Task objective | Set down all of the data that follows word for word, without the images.

-------- Source records --------

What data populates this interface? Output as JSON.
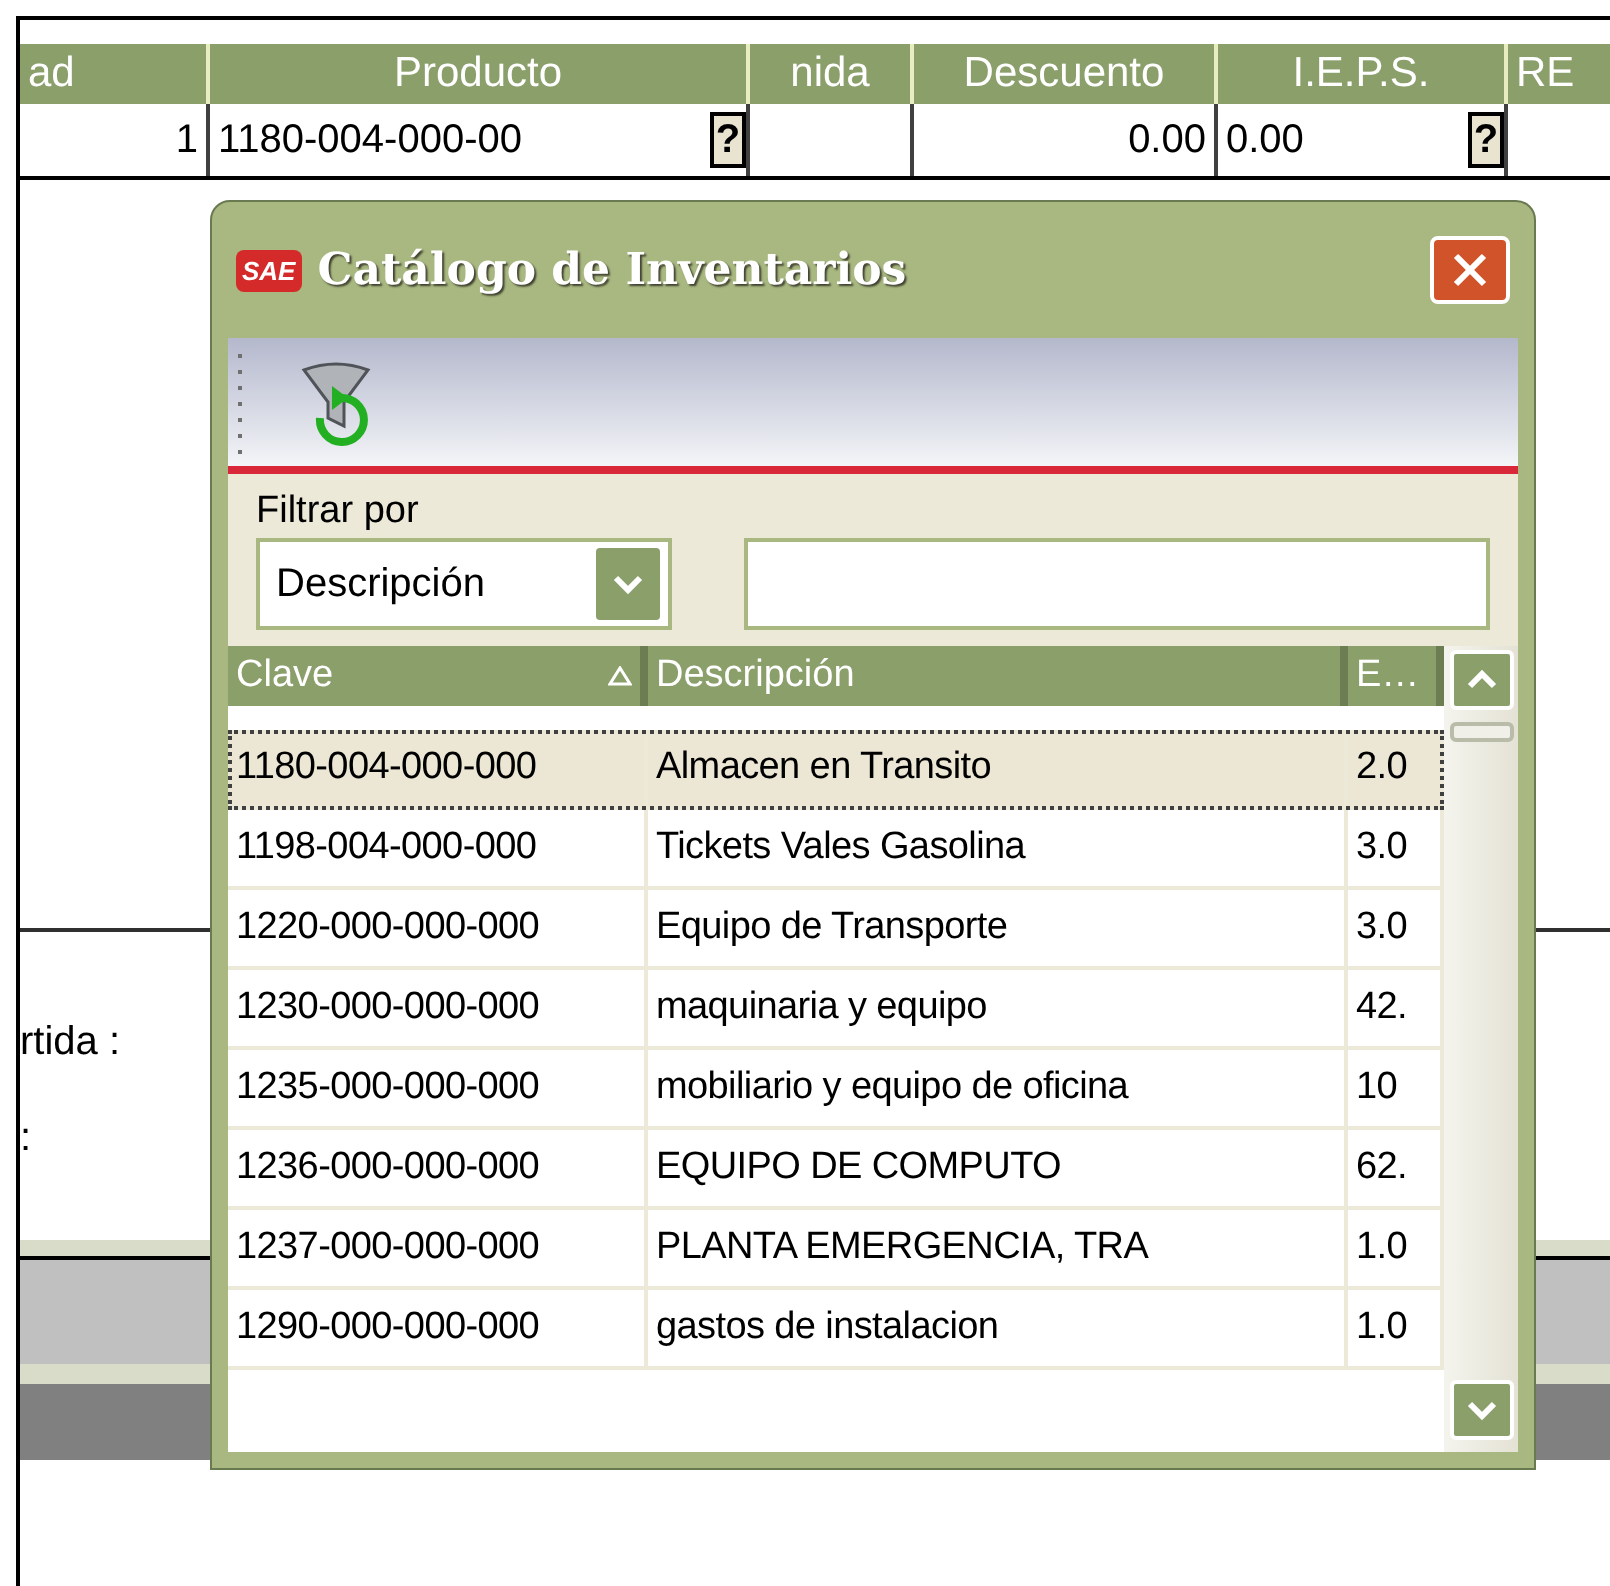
{
  "grid": {
    "columns": [
      {
        "label": "ad"
      },
      {
        "label": "Producto"
      },
      {
        "label": "nida"
      },
      {
        "label": "Descuento"
      },
      {
        "label": "I.E.P.S."
      },
      {
        "label": "RE"
      }
    ],
    "row": [
      {
        "value": "1",
        "lookup": false
      },
      {
        "value": "1180-004-000-00",
        "lookup": true
      },
      {
        "lookup": false
      },
      {
        "value": "0.00",
        "lookup": false
      },
      {
        "value": "0.00",
        "lookup": true
      },
      {
        "lookup": false
      }
    ],
    "lookup_label": "?"
  },
  "labels": [
    "rtida :",
    ":"
  ],
  "dialog": {
    "logo": "SAE",
    "title": "Catálogo de Inventarios",
    "filter_label": "Filtrar por",
    "filter_select": "Descripción",
    "columns": [
      {
        "label": "Clave",
        "sorted": true
      },
      {
        "label": "Descripción",
        "sorted": false
      },
      {
        "label": "E…",
        "sorted": false
      }
    ],
    "rows": [
      {
        "clave": "1180-004-000-000",
        "descripcion": "Almacen en Transito",
        "column_3": "2.0",
        "selected": true
      },
      {
        "clave": "1198-004-000-000",
        "descripcion": "Tickets Vales Gasolina",
        "column_3": "3.0",
        "selected": false
      },
      {
        "clave": "1220-000-000-000",
        "descripcion": "Equipo de Transporte",
        "column_3": "3.0",
        "selected": false
      },
      {
        "clave": "1230-000-000-000",
        "descripcion": "maquinaria y equipo",
        "column_3": "42.",
        "selected": false
      },
      {
        "clave": "1235-000-000-000",
        "descripcion": "mobiliario y equipo de oficina",
        "column_3": "10",
        "selected": false
      },
      {
        "clave": "1236-000-000-000",
        "descripcion": "EQUIPO DE COMPUTO",
        "column_3": "62.",
        "selected": false
      },
      {
        "clave": "1237-000-000-000",
        "descripcion": "PLANTA EMERGENCIA, TRA",
        "column_3": "1.0",
        "selected": false
      },
      {
        "clave": "1290-000-000-000",
        "descripcion": "gastos de instalacion",
        "column_3": "1.0",
        "selected": false
      }
    ]
  }
}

--------

Result for this exercise |
What data populates this interface? Output as JSON.
{
  "grid": {
    "columns": [
      {
        "label": "ad"
      },
      {
        "label": "Producto"
      },
      {
        "label": "nida"
      },
      {
        "label": "Descuento"
      },
      {
        "label": "I.E.P.S."
      },
      {
        "label": "RE"
      }
    ],
    "row": [
      {
        "value": "1",
        "lookup": false
      },
      {
        "value": "1180-004-000-00",
        "lookup": true
      },
      {
        "lookup": false
      },
      {
        "value": "0.00",
        "lookup": false
      },
      {
        "value": "0.00",
        "lookup": true
      },
      {
        "lookup": false
      }
    ],
    "lookup_label": "?"
  },
  "labels": [
    "rtida :",
    ":"
  ],
  "dialog": {
    "logo": "SAE",
    "title": "Catálogo de Inventarios",
    "filter_label": "Filtrar por",
    "filter_select": "Descripción",
    "columns": [
      {
        "label": "Clave",
        "sorted": true
      },
      {
        "label": "Descripción",
        "sorted": false
      },
      {
        "label": "E…",
        "sorted": false
      }
    ],
    "rows": [
      {
        "clave": "1180-004-000-000",
        "descripcion": "Almacen en Transito",
        "column_3": "2.0",
        "selected": true
      },
      {
        "clave": "1198-004-000-000",
        "descripcion": "Tickets Vales Gasolina",
        "column_3": "3.0",
        "selected": false
      },
      {
        "clave": "1220-000-000-000",
        "descripcion": "Equipo de Transporte",
        "column_3": "3.0",
        "selected": false
      },
      {
        "clave": "1230-000-000-000",
        "descripcion": "maquinaria y equipo",
        "column_3": "42.",
        "selected": false
      },
      {
        "clave": "1235-000-000-000",
        "descripcion": "mobiliario y equipo de oficina",
        "column_3": "10",
        "selected": false
      },
      {
        "clave": "1236-000-000-000",
        "descripcion": "EQUIPO DE COMPUTO",
        "column_3": "62.",
        "selected": false
      },
      {
        "clave": "1237-000-000-000",
        "descripcion": "PLANTA EMERGENCIA, TRA",
        "column_3": "1.0",
        "selected": false
      },
      {
        "clave": "1290-000-000-000",
        "descripcion": "gastos de instalacion",
        "column_3": "1.0",
        "selected": false
      }
    ]
  }
}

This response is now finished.